DIRECTIONS
Word for word, repeat the entries, minus the pictures.

— BEGIN MATERIAL SHOWN —

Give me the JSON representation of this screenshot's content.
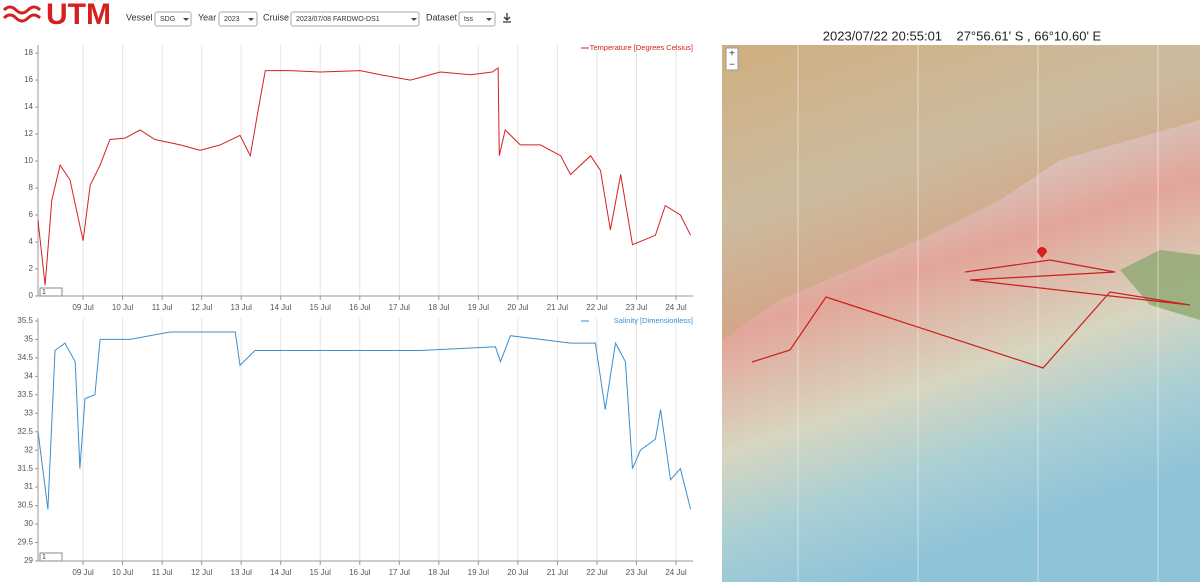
{
  "header": {
    "logo": "UTM",
    "controls": [
      {
        "label": "Vessel",
        "value": "SDG"
      },
      {
        "label": "Year",
        "value": "2023"
      },
      {
        "label": "Cruise",
        "value": "2023/07/08 FARDWO-DS1"
      },
      {
        "label": "Dataset",
        "value": "tss"
      }
    ]
  },
  "range_inputs": [
    "1",
    "1"
  ],
  "map": {
    "title": "2023/07/22 20:55:01    27°56.61' S , 66°10.60' E",
    "zoom_in": "+",
    "zoom_out": "−"
  },
  "chart_data": [
    {
      "type": "line",
      "grid": true,
      "legend": "top-right",
      "x": [
        7.86,
        8.04,
        8.21,
        8.42,
        8.67,
        9.0,
        9.18,
        9.43,
        9.68,
        10.06,
        10.44,
        10.82,
        11.46,
        11.96,
        12.47,
        12.97,
        13.23,
        13.43,
        13.61,
        14.24,
        15.0,
        16.01,
        16.52,
        17.28,
        18.04,
        18.8,
        19.35,
        19.5,
        19.53,
        19.68,
        20.06,
        20.57,
        21.08,
        21.33,
        21.84,
        22.09,
        22.34,
        22.6,
        22.9,
        23.48,
        23.73,
        24.11,
        24.37
      ],
      "series": [
        {
          "name": "Temperature [Degrees Celsius]",
          "color": "#d62020",
          "values": [
            5.6,
            0.8,
            7.1,
            9.7,
            8.6,
            4.1,
            8.2,
            9.7,
            11.6,
            11.7,
            12.3,
            11.6,
            11.2,
            10.8,
            11.2,
            11.9,
            10.4,
            13.8,
            16.7,
            16.7,
            16.6,
            16.7,
            16.4,
            16.0,
            16.6,
            16.4,
            16.6,
            16.9,
            10.4,
            12.3,
            11.2,
            11.2,
            10.4,
            9.0,
            10.4,
            9.3,
            4.9,
            9.0,
            3.8,
            4.5,
            6.7,
            6.0,
            4.5
          ]
        }
      ],
      "xlim": [
        7.86,
        24.43
      ],
      "xticks": [
        {
          "value": 9,
          "label": "09 Jul"
        },
        {
          "value": 10,
          "label": "10 Jul"
        },
        {
          "value": 11,
          "label": "11 Jul"
        },
        {
          "value": 12,
          "label": "12 Jul"
        },
        {
          "value": 13,
          "label": "13 Jul"
        },
        {
          "value": 14,
          "label": "14 Jul"
        },
        {
          "value": 15,
          "label": "15 Jul"
        },
        {
          "value": 16,
          "label": "16 Jul"
        },
        {
          "value": 17,
          "label": "17 Jul"
        },
        {
          "value": 18,
          "label": "18 Jul"
        },
        {
          "value": 19,
          "label": "19 Jul"
        },
        {
          "value": 20,
          "label": "20 Jul"
        },
        {
          "value": 21,
          "label": "21 Jul"
        },
        {
          "value": 22,
          "label": "22 Jul"
        },
        {
          "value": 23,
          "label": "23 Jul"
        },
        {
          "value": 24,
          "label": "24 Jul"
        }
      ],
      "ylim": [
        0,
        18.6
      ],
      "yticks": [
        0,
        2,
        4,
        6,
        8,
        10,
        12,
        14,
        16,
        18
      ]
    },
    {
      "type": "line",
      "grid": true,
      "legend": "top-right",
      "x": [
        7.86,
        8.11,
        8.29,
        8.54,
        8.8,
        8.92,
        9.05,
        9.3,
        9.43,
        10.19,
        11.2,
        11.96,
        12.85,
        12.97,
        13.35,
        13.99,
        15.76,
        17.53,
        19.43,
        19.56,
        19.81,
        20.57,
        21.33,
        21.96,
        22.21,
        22.47,
        22.72,
        22.9,
        23.1,
        23.48,
        23.61,
        23.86,
        24.11,
        24.37
      ],
      "series": [
        {
          "name": "Salinity [Dimensionless]",
          "color": "#3b8fd0",
          "values": [
            32.5,
            30.4,
            34.7,
            34.9,
            34.4,
            31.5,
            33.4,
            33.5,
            35.0,
            35.0,
            35.2,
            35.2,
            35.2,
            34.3,
            34.7,
            34.7,
            34.7,
            34.7,
            34.8,
            34.4,
            35.1,
            35.0,
            34.9,
            34.9,
            33.1,
            34.9,
            34.4,
            31.5,
            32.0,
            32.3,
            33.1,
            31.2,
            31.5,
            30.4
          ]
        }
      ],
      "xlim": [
        7.86,
        24.43
      ],
      "xticks": [
        {
          "value": 9,
          "label": "09 Jul"
        },
        {
          "value": 10,
          "label": "10 Jul"
        },
        {
          "value": 11,
          "label": "11 Jul"
        },
        {
          "value": 12,
          "label": "12 Jul"
        },
        {
          "value": 13,
          "label": "13 Jul"
        },
        {
          "value": 14,
          "label": "14 Jul"
        },
        {
          "value": 15,
          "label": "15 Jul"
        },
        {
          "value": 16,
          "label": "16 Jul"
        },
        {
          "value": 17,
          "label": "17 Jul"
        },
        {
          "value": 18,
          "label": "18 Jul"
        },
        {
          "value": 19,
          "label": "19 Jul"
        },
        {
          "value": 20,
          "label": "20 Jul"
        },
        {
          "value": 21,
          "label": "21 Jul"
        },
        {
          "value": 22,
          "label": "22 Jul"
        },
        {
          "value": 23,
          "label": "23 Jul"
        },
        {
          "value": 24,
          "label": "24 Jul"
        }
      ],
      "ylim": [
        29,
        35.58
      ],
      "yticks": [
        29,
        29.5,
        30,
        30.5,
        31,
        31.5,
        32,
        32.5,
        33,
        33.5,
        34,
        34.5,
        35,
        35.5
      ]
    }
  ]
}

— END MATERIAL SHOWN —

EXERCISE RESPONSE
Give me the JSON representation of this screenshot's content.
{
  "header": {
    "logo": "UTM",
    "controls": [
      {
        "label": "Vessel",
        "value": "SDG"
      },
      {
        "label": "Year",
        "value": "2023"
      },
      {
        "label": "Cruise",
        "value": "2023/07/08 FARDWO-DS1"
      },
      {
        "label": "Dataset",
        "value": "tss"
      }
    ]
  },
  "range_inputs": [
    "1",
    "1"
  ],
  "map": {
    "title": "2023/07/22 20:55:01    27°56.61' S , 66°10.60' E",
    "zoom_in": "+",
    "zoom_out": "−"
  },
  "chart_data": [
    {
      "type": "line",
      "grid": true,
      "legend": "top-right",
      "x": [
        7.86,
        8.04,
        8.21,
        8.42,
        8.67,
        9.0,
        9.18,
        9.43,
        9.68,
        10.06,
        10.44,
        10.82,
        11.46,
        11.96,
        12.47,
        12.97,
        13.23,
        13.43,
        13.61,
        14.24,
        15.0,
        16.01,
        16.52,
        17.28,
        18.04,
        18.8,
        19.35,
        19.5,
        19.53,
        19.68,
        20.06,
        20.57,
        21.08,
        21.33,
        21.84,
        22.09,
        22.34,
        22.6,
        22.9,
        23.48,
        23.73,
        24.11,
        24.37
      ],
      "series": [
        {
          "name": "Temperature [Degrees Celsius]",
          "color": "#d62020",
          "values": [
            5.6,
            0.8,
            7.1,
            9.7,
            8.6,
            4.1,
            8.2,
            9.7,
            11.6,
            11.7,
            12.3,
            11.6,
            11.2,
            10.8,
            11.2,
            11.9,
            10.4,
            13.8,
            16.7,
            16.7,
            16.6,
            16.7,
            16.4,
            16.0,
            16.6,
            16.4,
            16.6,
            16.9,
            10.4,
            12.3,
            11.2,
            11.2,
            10.4,
            9.0,
            10.4,
            9.3,
            4.9,
            9.0,
            3.8,
            4.5,
            6.7,
            6.0,
            4.5
          ]
        }
      ],
      "xlim": [
        7.86,
        24.43
      ],
      "xticks": [
        {
          "value": 9,
          "label": "09 Jul"
        },
        {
          "value": 10,
          "label": "10 Jul"
        },
        {
          "value": 11,
          "label": "11 Jul"
        },
        {
          "value": 12,
          "label": "12 Jul"
        },
        {
          "value": 13,
          "label": "13 Jul"
        },
        {
          "value": 14,
          "label": "14 Jul"
        },
        {
          "value": 15,
          "label": "15 Jul"
        },
        {
          "value": 16,
          "label": "16 Jul"
        },
        {
          "value": 17,
          "label": "17 Jul"
        },
        {
          "value": 18,
          "label": "18 Jul"
        },
        {
          "value": 19,
          "label": "19 Jul"
        },
        {
          "value": 20,
          "label": "20 Jul"
        },
        {
          "value": 21,
          "label": "21 Jul"
        },
        {
          "value": 22,
          "label": "22 Jul"
        },
        {
          "value": 23,
          "label": "23 Jul"
        },
        {
          "value": 24,
          "label": "24 Jul"
        }
      ],
      "ylim": [
        0,
        18.6
      ],
      "yticks": [
        0,
        2,
        4,
        6,
        8,
        10,
        12,
        14,
        16,
        18
      ]
    },
    {
      "type": "line",
      "grid": true,
      "legend": "top-right",
      "x": [
        7.86,
        8.11,
        8.29,
        8.54,
        8.8,
        8.92,
        9.05,
        9.3,
        9.43,
        10.19,
        11.2,
        11.96,
        12.85,
        12.97,
        13.35,
        13.99,
        15.76,
        17.53,
        19.43,
        19.56,
        19.81,
        20.57,
        21.33,
        21.96,
        22.21,
        22.47,
        22.72,
        22.9,
        23.1,
        23.48,
        23.61,
        23.86,
        24.11,
        24.37
      ],
      "series": [
        {
          "name": "Salinity [Dimensionless]",
          "color": "#3b8fd0",
          "values": [
            32.5,
            30.4,
            34.7,
            34.9,
            34.4,
            31.5,
            33.4,
            33.5,
            35.0,
            35.0,
            35.2,
            35.2,
            35.2,
            34.3,
            34.7,
            34.7,
            34.7,
            34.7,
            34.8,
            34.4,
            35.1,
            35.0,
            34.9,
            34.9,
            33.1,
            34.9,
            34.4,
            31.5,
            32.0,
            32.3,
            33.1,
            31.2,
            31.5,
            30.4
          ]
        }
      ],
      "xlim": [
        7.86,
        24.43
      ],
      "xticks": [
        {
          "value": 9,
          "label": "09 Jul"
        },
        {
          "value": 10,
          "label": "10 Jul"
        },
        {
          "value": 11,
          "label": "11 Jul"
        },
        {
          "value": 12,
          "label": "12 Jul"
        },
        {
          "value": 13,
          "label": "13 Jul"
        },
        {
          "value": 14,
          "label": "14 Jul"
        },
        {
          "value": 15,
          "label": "15 Jul"
        },
        {
          "value": 16,
          "label": "16 Jul"
        },
        {
          "value": 17,
          "label": "17 Jul"
        },
        {
          "value": 18,
          "label": "18 Jul"
        },
        {
          "value": 19,
          "label": "19 Jul"
        },
        {
          "value": 20,
          "label": "20 Jul"
        },
        {
          "value": 21,
          "label": "21 Jul"
        },
        {
          "value": 22,
          "label": "22 Jul"
        },
        {
          "value": 23,
          "label": "23 Jul"
        },
        {
          "value": 24,
          "label": "24 Jul"
        }
      ],
      "ylim": [
        29,
        35.58
      ],
      "yticks": [
        29,
        29.5,
        30,
        30.5,
        31,
        31.5,
        32,
        32.5,
        33,
        33.5,
        34,
        34.5,
        35,
        35.5
      ]
    }
  ]
}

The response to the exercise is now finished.